抜粋 ▸
────

ラストはまあ予想通りだったけど、結局僕らが生きている現実も似たようなものではないか?って言う問題提起も含意されているのだろうか。始めのうちは、砂の世界に生きる女性に違和感を覚えた、と言うか、なぜそんな悪環境で平然と無抵抗に暮らしているのか理解に苦しんだが、最後まで読んだ時、すっと腑に落ちた。順応しちゃったのだ、学習性無力感に近いものだろうか。僕としては我々の生活もそうでは?って言う強いメッセージを垣間見た気がした。事実、途中の主人公の回想シーンで、そんな雰囲気があったように思うし。ちょっと怖くもあるが。まったく、なんとも言えない読後感だ。

あと、どころどころ主人公や女の行動や感情がよく分からなかった。なぜそこで笑うんだ?って結構な回数思った。国語力なんですかねぇ。特に、最後女が病院に運ばれる際に抱いていた感情は慣れない外へ連れ出される、自分のテリトリーから離れる故の恐怖感なのだろうか、大きなところだとそこの感情が僕にはやっぱり分からなかった。

兎角面白かった、印象深かった事は間違いなく、描写や独特の比喩も素敵だったので、また安倍公房の違う作品も読んでみたいと思う。

 

追記、男の高慢さ、若干の間抜けさが読んでて少し苦痛だった。

────

データ抜粋 ▸
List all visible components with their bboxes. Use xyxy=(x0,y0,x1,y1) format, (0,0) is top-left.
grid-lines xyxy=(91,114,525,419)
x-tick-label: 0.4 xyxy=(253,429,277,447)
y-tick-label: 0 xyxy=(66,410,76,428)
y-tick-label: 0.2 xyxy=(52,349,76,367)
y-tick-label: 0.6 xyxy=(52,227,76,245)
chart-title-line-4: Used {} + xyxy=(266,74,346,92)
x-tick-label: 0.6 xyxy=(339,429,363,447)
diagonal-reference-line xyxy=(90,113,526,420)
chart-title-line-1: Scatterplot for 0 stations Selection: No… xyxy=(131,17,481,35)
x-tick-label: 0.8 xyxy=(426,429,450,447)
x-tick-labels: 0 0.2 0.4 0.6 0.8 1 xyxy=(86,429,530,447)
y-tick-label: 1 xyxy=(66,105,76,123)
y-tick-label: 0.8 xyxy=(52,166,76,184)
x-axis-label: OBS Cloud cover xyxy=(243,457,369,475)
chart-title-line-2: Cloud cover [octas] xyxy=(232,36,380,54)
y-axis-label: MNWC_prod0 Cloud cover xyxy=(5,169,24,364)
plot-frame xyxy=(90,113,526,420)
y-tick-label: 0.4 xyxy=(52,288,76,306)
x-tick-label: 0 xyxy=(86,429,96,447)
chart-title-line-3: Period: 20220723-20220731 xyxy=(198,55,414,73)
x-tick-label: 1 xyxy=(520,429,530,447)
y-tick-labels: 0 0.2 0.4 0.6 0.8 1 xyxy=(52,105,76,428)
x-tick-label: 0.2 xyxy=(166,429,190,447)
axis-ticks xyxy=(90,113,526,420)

────

課題一覧 ▸
• a. 抜粋のうち「あと、どころどころ」で始まる段落を、主な内容を保ったまま箇条書きに書き直してください。
• b. 抜粋で、砂の世界に生きる女性への違和感が最後に腑に落ちた理由を、1〜3文で説明せよ。
資料はこの作業には関係しない。

課題別の解答 ▸
• a.
- 主人公や女の行動や感情が、ところどころよく分からなかった。
- なぜそこで笑うのかと何度も思い、国語力の問題なのかと感じた。
- 特に、最後に女が病院に運ばれる際の感情が分からなかった。慣れない外へ連れ出され、自分のテリトリーから離れることへの恐怖感なのだろうかと推測している。

• b. 最後まで読んで、女性がその悪環境に順応してしまったのだと理解したからである。書き手はそれを学習性無力感に近いものではないかと考えている。